*Data rows*.

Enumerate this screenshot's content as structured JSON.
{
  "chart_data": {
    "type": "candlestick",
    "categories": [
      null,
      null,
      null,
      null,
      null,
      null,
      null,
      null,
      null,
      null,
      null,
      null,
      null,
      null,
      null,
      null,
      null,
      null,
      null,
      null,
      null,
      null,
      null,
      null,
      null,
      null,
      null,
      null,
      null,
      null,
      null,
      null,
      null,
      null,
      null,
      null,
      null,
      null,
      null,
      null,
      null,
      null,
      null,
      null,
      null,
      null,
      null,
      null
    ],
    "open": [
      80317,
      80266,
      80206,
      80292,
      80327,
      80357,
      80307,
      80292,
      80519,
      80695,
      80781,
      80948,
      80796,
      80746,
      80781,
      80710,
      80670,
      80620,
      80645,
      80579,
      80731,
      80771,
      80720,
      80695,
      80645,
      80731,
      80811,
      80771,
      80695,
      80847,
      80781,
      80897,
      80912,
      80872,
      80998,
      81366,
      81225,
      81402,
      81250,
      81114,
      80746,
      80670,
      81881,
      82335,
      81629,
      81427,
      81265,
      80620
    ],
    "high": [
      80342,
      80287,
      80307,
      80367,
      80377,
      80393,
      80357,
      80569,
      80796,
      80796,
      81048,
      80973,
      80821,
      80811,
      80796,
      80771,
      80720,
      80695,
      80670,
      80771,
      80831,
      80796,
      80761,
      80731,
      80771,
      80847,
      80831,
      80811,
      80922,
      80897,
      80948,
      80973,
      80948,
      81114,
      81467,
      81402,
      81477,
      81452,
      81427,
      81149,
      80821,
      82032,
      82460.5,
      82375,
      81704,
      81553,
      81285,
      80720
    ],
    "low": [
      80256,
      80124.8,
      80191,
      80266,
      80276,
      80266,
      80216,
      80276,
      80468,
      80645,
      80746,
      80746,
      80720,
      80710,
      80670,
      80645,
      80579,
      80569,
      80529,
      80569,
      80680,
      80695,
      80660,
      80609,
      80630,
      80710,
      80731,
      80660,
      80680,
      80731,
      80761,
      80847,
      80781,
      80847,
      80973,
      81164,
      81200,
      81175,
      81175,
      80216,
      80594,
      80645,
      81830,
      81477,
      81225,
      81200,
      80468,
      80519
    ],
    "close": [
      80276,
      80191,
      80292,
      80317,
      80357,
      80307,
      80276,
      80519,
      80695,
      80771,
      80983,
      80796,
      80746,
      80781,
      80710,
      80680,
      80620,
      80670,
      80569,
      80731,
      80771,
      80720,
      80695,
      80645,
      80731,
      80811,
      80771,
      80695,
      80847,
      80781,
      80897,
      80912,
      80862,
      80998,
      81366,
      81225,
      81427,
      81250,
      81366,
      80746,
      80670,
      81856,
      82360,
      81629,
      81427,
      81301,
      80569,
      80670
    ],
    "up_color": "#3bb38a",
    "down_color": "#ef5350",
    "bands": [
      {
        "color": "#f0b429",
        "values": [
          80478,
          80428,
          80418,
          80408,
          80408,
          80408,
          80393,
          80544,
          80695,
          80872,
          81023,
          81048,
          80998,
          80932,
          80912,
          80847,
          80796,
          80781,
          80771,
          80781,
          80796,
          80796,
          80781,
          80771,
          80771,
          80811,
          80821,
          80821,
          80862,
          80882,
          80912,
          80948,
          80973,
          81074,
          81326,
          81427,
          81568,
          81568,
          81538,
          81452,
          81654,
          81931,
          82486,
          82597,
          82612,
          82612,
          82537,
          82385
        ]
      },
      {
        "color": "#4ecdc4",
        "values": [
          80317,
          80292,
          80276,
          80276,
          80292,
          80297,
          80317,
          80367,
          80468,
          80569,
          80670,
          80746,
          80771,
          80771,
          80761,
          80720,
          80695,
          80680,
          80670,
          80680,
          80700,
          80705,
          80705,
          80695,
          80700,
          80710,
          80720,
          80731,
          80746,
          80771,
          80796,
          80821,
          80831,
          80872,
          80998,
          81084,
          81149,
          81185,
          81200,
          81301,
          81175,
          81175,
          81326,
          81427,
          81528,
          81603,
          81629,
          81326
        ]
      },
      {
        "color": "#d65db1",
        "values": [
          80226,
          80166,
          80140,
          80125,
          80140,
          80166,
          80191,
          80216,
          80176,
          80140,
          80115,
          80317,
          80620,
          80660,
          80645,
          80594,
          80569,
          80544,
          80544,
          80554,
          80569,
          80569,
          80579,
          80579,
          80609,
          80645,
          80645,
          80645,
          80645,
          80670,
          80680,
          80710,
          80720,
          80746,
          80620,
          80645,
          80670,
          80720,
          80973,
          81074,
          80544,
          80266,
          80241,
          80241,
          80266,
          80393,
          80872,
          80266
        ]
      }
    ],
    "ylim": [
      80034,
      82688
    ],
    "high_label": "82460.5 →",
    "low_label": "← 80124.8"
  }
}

*Prompt*. Copy out all of the lines above exactly.

*Correct response*.
Enumerate this screenshot's content as structured JSON.
{
  "chart_data": {
    "type": "candlestick",
    "categories": [
      null,
      null,
      null,
      null,
      null,
      null,
      null,
      null,
      null,
      null,
      null,
      null,
      null,
      null,
      null,
      null,
      null,
      null,
      null,
      null,
      null,
      null,
      null,
      null,
      null,
      null,
      null,
      null,
      null,
      null,
      null,
      null,
      null,
      null,
      null,
      null,
      null,
      null,
      null,
      null,
      null,
      null,
      null,
      null,
      null,
      null,
      null,
      null
    ],
    "open": [
      80317,
      80266,
      80206,
      80292,
      80327,
      80357,
      80307,
      80292,
      80519,
      80695,
      80781,
      80948,
      80796,
      80746,
      80781,
      80710,
      80670,
      80620,
      80645,
      80579,
      80731,
      80771,
      80720,
      80695,
      80645,
      80731,
      80811,
      80771,
      80695,
      80847,
      80781,
      80897,
      80912,
      80872,
      80998,
      81366,
      81225,
      81402,
      81250,
      81114,
      80746,
      80670,
      81881,
      82335,
      81629,
      81427,
      81265,
      80620
    ],
    "high": [
      80342,
      80287,
      80307,
      80367,
      80377,
      80393,
      80357,
      80569,
      80796,
      80796,
      81048,
      80973,
      80821,
      80811,
      80796,
      80771,
      80720,
      80695,
      80670,
      80771,
      80831,
      80796,
      80761,
      80731,
      80771,
      80847,
      80831,
      80811,
      80922,
      80897,
      80948,
      80973,
      80948,
      81114,
      81467,
      81402,
      81477,
      81452,
      81427,
      81149,
      80821,
      82032,
      82460.5,
      82375,
      81704,
      81553,
      81285,
      80720
    ],
    "low": [
      80256,
      80124.8,
      80191,
      80266,
      80276,
      80266,
      80216,
      80276,
      80468,
      80645,
      80746,
      80746,
      80720,
      80710,
      80670,
      80645,
      80579,
      80569,
      80529,
      80569,
      80680,
      80695,
      80660,
      80609,
      80630,
      80710,
      80731,
      80660,
      80680,
      80731,
      80761,
      80847,
      80781,
      80847,
      80973,
      81164,
      81200,
      81175,
      81175,
      80216,
      80594,
      80645,
      81830,
      81477,
      81225,
      81200,
      80468,
      80519
    ],
    "close": [
      80276,
      80191,
      80292,
      80317,
      80357,
      80307,
      80276,
      80519,
      80695,
      80771,
      80983,
      80796,
      80746,
      80781,
      80710,
      80680,
      80620,
      80670,
      80569,
      80731,
      80771,
      80720,
      80695,
      80645,
      80731,
      80811,
      80771,
      80695,
      80847,
      80781,
      80897,
      80912,
      80862,
      80998,
      81366,
      81225,
      81427,
      81250,
      81366,
      80746,
      80670,
      81856,
      82360,
      81629,
      81427,
      81301,
      80569,
      80670
    ],
    "up_color": "#3bb38a",
    "down_color": "#ef5350",
    "bands": [
      {
        "color": "#f0b429",
        "values": [
          80478,
          80428,
          80418,
          80408,
          80408,
          80408,
          80393,
          80544,
          80695,
          80872,
          81023,
          81048,
          80998,
          80932,
          80912,
          80847,
          80796,
          80781,
          80771,
          80781,
          80796,
          80796,
          80781,
          80771,
          80771,
          80811,
          80821,
          80821,
          80862,
          80882,
          80912,
          80948,
          80973,
          81074,
          81326,
          81427,
          81568,
          81568,
          81538,
          81452,
          81654,
          81931,
          82486,
          82597,
          82612,
          82612,
          82537,
          82385
        ]
      },
      {
        "color": "#4ecdc4",
        "values": [
          80317,
          80292,
          80276,
          80276,
          80292,
          80297,
          80317,
          80367,
          80468,
          80569,
          80670,
          80746,
          80771,
          80771,
          80761,
          80720,
          80695,
          80680,
          80670,
          80680,
          80700,
          80705,
          80705,
          80695,
          80700,
          80710,
          80720,
          80731,
          80746,
          80771,
          80796,
          80821,
          80831,
          80872,
          80998,
          81084,
          81149,
          81185,
          81200,
          81301,
          81175,
          81175,
          81326,
          81427,
          81528,
          81603,
          81629,
          81326
        ]
      },
      {
        "color": "#d65db1",
        "values": [
          80226,
          80166,
          80140,
          80125,
          80140,
          80166,
          80191,
          80216,
          80176,
          80140,
          80115,
          80317,
          80620,
          80660,
          80645,
          80594,
          80569,
          80544,
          80544,
          80554,
          80569,
          80569,
          80579,
          80579,
          80609,
          80645,
          80645,
          80645,
          80645,
          80670,
          80680,
          80710,
          80720,
          80746,
          80620,
          80645,
          80670,
          80720,
          80973,
          81074,
          80544,
          80266,
          80241,
          80241,
          80266,
          80393,
          80872,
          80266
        ]
      }
    ],
    "ylim": [
      80034,
      82688
    ],
    "high_label": "82460.5 →",
    "low_label": "← 80124.8"
  }
}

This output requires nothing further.